## To be done
In the material below, copy out everything from the line containing "Output each element" down to the line containing "wizard-paragraph-3: Establecer la", including both of those lines, and nothing else.

## The data
------------------------------------------------------------

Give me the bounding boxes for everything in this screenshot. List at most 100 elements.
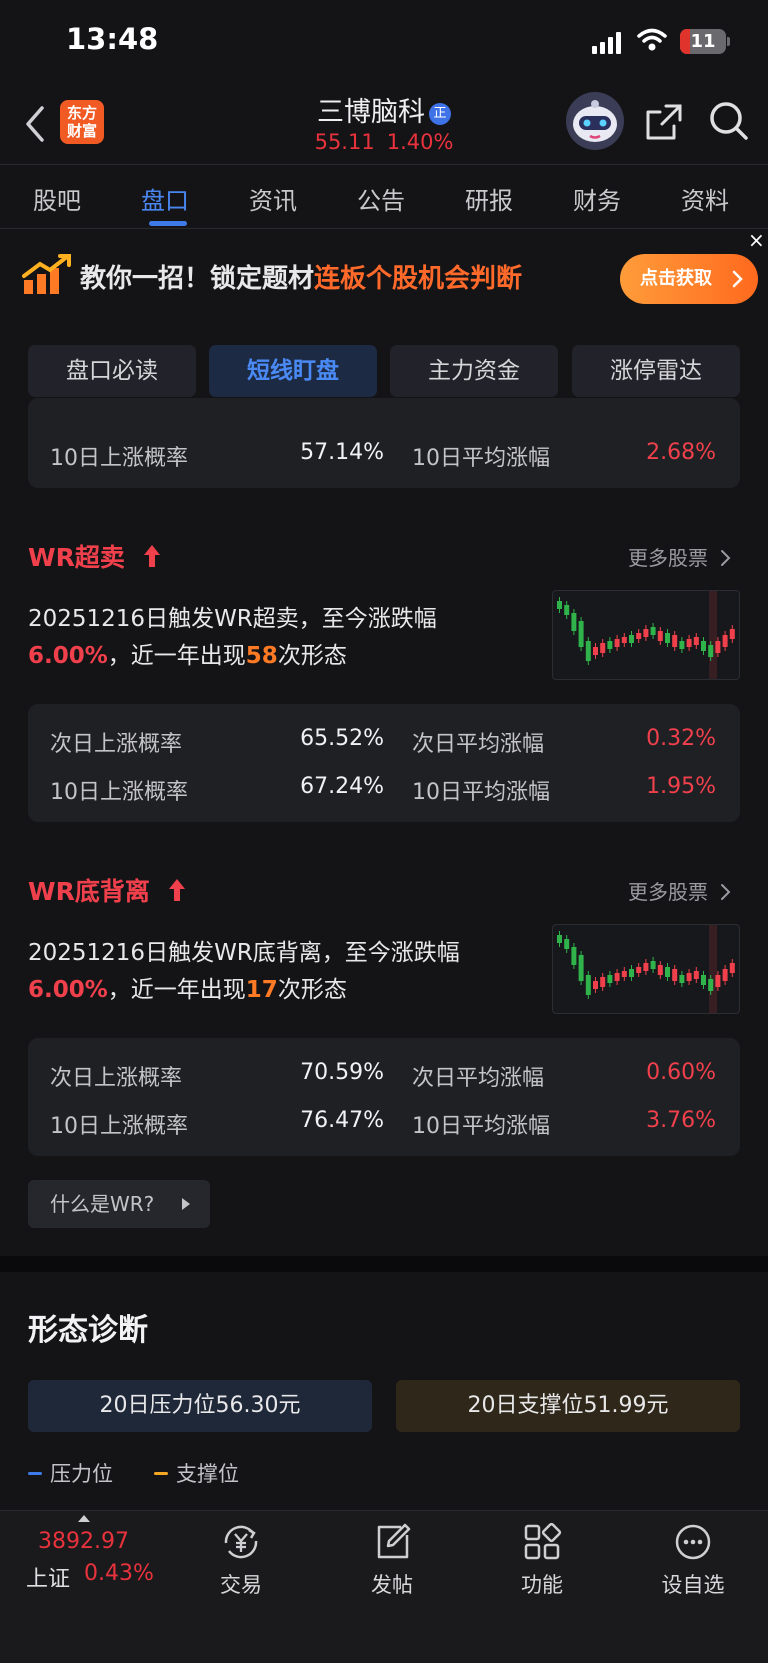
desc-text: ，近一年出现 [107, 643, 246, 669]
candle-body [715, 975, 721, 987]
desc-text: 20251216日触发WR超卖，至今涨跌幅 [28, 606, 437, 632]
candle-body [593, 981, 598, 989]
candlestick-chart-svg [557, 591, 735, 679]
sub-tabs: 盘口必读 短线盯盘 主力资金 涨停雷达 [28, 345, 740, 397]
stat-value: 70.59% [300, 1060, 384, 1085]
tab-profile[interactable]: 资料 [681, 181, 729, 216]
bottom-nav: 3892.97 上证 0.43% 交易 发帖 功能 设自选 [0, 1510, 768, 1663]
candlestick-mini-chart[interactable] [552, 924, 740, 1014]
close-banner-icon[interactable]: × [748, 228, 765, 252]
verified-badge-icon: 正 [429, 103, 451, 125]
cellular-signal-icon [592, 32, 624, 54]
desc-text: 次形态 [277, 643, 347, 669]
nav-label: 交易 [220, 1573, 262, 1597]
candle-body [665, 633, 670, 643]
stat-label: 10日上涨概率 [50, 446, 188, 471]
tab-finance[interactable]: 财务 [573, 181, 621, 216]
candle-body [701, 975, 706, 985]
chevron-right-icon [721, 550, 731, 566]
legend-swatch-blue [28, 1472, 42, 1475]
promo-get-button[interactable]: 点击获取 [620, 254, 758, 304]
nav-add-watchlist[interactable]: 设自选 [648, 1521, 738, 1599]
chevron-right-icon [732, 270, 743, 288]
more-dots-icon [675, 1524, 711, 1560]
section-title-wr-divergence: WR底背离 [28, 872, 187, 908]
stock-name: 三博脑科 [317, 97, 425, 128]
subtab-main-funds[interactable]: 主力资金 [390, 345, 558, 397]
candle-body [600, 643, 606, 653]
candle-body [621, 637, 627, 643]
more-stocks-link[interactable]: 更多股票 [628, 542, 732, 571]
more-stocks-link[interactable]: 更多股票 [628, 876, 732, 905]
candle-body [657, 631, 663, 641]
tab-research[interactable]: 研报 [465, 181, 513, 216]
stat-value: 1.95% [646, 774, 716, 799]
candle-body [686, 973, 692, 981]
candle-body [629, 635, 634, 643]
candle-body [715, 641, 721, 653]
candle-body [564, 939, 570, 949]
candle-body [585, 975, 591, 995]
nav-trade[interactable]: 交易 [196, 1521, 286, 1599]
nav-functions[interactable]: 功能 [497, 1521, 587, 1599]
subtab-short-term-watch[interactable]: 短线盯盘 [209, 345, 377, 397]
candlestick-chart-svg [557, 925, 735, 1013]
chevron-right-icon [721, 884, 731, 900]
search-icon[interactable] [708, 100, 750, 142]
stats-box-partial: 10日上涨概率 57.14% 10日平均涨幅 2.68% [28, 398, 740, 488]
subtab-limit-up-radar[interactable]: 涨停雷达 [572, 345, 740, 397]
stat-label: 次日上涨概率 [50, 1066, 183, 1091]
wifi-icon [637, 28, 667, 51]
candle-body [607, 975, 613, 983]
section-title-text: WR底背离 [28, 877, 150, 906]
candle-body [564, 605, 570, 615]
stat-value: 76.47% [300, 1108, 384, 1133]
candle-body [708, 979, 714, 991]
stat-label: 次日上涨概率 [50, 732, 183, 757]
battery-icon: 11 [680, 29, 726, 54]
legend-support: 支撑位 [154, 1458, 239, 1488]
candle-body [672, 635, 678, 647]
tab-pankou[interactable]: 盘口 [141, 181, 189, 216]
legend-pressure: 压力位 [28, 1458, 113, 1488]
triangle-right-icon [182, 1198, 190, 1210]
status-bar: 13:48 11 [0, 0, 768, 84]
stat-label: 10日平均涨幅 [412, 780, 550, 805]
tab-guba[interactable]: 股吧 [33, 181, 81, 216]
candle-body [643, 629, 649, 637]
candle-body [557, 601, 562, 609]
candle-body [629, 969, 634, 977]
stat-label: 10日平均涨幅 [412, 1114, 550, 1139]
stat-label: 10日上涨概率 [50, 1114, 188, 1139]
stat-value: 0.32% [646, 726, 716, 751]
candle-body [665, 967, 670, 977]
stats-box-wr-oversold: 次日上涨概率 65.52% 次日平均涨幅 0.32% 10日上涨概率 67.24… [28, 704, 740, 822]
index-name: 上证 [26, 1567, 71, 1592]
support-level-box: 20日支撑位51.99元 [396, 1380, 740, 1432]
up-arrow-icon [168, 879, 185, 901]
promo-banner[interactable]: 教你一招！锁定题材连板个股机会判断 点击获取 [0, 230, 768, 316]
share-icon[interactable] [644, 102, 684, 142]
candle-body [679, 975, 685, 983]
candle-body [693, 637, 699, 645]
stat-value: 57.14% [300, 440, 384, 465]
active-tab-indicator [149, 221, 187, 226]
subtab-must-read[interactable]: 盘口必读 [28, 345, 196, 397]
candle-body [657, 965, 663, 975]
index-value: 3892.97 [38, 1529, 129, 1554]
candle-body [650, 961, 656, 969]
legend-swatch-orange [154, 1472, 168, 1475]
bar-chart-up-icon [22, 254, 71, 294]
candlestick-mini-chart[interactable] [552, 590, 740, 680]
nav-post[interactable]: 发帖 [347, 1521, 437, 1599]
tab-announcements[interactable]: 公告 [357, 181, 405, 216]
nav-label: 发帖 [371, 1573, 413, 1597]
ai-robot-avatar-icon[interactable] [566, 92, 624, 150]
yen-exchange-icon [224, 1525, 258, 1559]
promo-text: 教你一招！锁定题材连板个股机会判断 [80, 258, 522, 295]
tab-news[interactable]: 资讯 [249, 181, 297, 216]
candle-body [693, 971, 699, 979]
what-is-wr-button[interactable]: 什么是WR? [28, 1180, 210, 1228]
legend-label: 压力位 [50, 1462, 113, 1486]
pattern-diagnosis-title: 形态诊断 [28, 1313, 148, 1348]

------------------------------------------------------------

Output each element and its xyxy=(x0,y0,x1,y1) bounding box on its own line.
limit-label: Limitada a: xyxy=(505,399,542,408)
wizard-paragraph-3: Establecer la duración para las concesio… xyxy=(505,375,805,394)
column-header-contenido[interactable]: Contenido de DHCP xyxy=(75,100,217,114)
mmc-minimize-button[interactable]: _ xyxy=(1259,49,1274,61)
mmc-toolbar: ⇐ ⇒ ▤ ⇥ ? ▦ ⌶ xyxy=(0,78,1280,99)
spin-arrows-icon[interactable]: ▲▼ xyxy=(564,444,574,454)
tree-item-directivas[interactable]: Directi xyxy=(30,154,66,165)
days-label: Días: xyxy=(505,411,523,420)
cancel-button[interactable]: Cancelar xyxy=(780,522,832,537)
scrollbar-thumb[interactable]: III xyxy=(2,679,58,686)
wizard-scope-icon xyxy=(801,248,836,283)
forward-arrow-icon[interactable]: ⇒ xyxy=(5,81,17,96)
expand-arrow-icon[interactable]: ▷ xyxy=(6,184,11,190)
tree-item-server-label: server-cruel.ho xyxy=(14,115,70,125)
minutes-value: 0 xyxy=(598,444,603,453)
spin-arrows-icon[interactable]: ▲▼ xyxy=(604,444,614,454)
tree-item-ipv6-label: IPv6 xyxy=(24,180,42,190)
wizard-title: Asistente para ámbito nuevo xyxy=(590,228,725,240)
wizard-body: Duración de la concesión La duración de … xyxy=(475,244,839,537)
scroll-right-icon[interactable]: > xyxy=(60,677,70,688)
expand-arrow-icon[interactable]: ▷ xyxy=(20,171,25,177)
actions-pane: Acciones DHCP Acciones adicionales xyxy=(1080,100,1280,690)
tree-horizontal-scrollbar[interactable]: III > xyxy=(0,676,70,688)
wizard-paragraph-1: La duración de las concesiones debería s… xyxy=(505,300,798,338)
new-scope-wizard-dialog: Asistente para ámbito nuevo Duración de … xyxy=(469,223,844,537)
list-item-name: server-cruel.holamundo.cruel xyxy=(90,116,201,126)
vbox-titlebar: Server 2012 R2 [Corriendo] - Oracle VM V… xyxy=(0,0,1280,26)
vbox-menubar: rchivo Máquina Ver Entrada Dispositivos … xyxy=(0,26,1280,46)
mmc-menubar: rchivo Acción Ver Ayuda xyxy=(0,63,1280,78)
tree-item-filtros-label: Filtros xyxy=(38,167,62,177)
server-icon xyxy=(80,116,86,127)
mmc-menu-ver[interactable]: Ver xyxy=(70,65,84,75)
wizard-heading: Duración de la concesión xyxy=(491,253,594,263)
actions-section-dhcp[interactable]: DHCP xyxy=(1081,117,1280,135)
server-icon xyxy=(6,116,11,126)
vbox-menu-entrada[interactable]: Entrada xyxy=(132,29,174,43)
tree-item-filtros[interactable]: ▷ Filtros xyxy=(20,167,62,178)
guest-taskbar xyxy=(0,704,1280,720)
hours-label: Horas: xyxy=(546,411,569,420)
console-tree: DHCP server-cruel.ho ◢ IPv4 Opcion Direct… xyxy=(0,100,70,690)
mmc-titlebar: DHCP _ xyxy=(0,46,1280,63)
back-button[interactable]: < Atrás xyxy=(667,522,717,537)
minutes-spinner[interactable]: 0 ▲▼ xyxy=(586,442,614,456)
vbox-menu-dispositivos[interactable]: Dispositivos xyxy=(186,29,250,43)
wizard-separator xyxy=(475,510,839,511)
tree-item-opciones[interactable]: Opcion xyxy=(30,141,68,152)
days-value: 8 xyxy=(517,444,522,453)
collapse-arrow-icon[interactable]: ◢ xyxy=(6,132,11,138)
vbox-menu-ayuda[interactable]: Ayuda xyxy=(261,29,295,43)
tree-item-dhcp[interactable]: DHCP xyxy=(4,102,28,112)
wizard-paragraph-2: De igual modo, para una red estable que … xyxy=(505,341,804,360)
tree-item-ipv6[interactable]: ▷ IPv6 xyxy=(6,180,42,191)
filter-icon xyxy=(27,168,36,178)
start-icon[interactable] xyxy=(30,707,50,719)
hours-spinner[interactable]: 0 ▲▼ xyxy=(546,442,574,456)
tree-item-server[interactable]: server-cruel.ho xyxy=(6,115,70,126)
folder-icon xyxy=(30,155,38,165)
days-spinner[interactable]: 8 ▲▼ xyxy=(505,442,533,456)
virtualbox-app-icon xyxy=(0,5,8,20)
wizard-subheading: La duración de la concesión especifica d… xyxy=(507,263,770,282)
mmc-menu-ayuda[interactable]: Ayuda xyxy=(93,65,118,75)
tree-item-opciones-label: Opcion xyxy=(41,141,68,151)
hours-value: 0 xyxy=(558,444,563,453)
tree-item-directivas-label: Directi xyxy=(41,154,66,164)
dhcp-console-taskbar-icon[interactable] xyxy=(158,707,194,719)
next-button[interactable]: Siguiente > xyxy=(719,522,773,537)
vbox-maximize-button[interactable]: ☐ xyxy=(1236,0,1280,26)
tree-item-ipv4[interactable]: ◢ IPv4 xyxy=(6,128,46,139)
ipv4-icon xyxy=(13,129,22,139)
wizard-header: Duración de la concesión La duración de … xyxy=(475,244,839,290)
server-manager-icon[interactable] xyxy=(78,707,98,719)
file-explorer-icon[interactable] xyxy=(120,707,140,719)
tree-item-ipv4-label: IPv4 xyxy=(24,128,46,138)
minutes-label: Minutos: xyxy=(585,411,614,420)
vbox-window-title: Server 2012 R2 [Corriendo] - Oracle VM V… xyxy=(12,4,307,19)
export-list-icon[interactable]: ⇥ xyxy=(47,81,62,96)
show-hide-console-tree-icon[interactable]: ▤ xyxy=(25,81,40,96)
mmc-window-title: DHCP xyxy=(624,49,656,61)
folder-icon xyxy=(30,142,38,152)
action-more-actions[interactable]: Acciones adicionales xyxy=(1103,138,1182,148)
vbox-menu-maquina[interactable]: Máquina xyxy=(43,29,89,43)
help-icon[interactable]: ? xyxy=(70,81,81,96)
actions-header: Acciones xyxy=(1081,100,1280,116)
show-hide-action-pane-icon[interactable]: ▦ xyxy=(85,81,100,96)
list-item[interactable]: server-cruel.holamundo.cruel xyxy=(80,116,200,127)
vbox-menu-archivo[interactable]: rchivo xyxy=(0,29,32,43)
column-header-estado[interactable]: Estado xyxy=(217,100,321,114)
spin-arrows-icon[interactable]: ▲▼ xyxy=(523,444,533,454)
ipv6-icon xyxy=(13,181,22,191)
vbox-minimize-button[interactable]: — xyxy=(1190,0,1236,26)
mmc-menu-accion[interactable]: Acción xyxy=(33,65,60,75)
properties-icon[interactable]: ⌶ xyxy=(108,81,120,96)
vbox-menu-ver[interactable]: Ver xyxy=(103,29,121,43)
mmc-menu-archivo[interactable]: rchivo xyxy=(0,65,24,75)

------------------------------------------------------------

## Exercise response
Output each element and its xyxy=(x0,y0,x1,y1) bounding box on its own line.
limit-label: Limitada a: xyxy=(505,399,542,408)
wizard-paragraph-3: Establecer la duración para las concesio… xyxy=(505,375,805,394)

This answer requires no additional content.